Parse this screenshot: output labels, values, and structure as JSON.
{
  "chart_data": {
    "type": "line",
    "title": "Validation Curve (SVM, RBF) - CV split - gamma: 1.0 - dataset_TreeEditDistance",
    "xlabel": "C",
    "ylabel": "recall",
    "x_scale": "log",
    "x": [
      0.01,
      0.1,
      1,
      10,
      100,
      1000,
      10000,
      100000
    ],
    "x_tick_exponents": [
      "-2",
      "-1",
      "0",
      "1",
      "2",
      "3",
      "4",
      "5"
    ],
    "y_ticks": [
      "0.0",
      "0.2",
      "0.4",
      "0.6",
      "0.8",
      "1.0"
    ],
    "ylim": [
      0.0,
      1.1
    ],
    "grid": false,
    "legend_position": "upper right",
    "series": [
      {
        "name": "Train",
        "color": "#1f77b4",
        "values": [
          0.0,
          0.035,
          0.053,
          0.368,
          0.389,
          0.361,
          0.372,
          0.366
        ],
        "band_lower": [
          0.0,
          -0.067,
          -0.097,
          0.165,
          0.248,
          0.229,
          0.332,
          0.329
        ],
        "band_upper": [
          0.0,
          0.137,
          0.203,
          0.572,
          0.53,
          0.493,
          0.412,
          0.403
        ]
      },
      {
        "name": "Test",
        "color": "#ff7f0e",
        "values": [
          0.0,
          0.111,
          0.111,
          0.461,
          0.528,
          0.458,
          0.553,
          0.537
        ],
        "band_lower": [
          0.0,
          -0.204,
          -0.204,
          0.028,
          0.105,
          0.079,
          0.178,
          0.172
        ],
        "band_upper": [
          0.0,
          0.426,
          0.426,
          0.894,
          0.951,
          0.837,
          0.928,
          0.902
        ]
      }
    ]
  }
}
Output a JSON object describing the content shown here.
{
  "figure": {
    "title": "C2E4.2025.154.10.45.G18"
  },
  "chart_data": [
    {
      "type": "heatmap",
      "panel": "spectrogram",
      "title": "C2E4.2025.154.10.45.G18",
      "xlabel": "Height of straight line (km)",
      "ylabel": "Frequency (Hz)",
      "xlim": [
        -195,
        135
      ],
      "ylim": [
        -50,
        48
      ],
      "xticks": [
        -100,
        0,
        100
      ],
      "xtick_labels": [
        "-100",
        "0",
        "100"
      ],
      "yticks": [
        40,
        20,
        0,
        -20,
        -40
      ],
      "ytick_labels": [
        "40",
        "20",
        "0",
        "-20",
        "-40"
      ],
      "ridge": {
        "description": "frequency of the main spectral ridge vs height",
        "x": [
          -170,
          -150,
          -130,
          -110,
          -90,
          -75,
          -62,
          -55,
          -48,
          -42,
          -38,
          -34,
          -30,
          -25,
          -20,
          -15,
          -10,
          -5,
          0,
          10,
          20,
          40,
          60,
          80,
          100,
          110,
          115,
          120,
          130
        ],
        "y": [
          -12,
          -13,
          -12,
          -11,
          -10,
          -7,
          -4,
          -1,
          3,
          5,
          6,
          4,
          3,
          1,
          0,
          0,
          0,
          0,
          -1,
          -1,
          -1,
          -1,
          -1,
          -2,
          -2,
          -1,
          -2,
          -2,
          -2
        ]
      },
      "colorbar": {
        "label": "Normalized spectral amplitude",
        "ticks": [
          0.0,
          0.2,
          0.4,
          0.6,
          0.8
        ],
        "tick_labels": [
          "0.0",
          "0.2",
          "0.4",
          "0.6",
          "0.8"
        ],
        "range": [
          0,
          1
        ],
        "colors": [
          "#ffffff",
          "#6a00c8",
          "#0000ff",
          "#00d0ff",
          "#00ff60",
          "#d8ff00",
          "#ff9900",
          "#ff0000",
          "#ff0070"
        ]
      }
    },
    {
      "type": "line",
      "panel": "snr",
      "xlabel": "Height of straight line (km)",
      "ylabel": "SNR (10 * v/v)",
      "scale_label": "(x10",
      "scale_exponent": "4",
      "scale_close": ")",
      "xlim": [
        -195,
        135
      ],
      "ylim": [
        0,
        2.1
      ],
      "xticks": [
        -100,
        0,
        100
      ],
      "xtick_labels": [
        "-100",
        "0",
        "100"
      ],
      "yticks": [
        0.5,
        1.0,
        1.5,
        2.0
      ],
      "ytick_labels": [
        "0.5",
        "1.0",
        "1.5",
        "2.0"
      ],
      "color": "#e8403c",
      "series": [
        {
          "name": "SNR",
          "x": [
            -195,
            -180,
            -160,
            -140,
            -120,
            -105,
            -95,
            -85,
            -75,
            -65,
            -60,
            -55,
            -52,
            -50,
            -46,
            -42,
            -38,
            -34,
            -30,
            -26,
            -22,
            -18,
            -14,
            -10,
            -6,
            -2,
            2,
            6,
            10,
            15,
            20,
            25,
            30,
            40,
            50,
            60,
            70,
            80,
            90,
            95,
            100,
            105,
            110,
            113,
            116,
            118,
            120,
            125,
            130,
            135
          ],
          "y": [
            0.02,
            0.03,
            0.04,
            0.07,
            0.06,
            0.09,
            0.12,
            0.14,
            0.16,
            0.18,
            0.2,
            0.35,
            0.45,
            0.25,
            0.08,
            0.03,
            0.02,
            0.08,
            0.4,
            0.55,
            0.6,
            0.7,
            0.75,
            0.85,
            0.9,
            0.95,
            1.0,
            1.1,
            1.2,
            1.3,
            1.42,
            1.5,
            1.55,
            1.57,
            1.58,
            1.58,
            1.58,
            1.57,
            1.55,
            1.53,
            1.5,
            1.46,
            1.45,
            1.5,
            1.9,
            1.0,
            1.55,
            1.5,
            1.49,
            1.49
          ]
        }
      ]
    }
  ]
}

- [Exercise objective]: Pull out all lines containing the word "ridge" from the entries above.

- [Response to the exercise]:
      "ridge": {
        "description": "frequency of the main spectral ridge vs height",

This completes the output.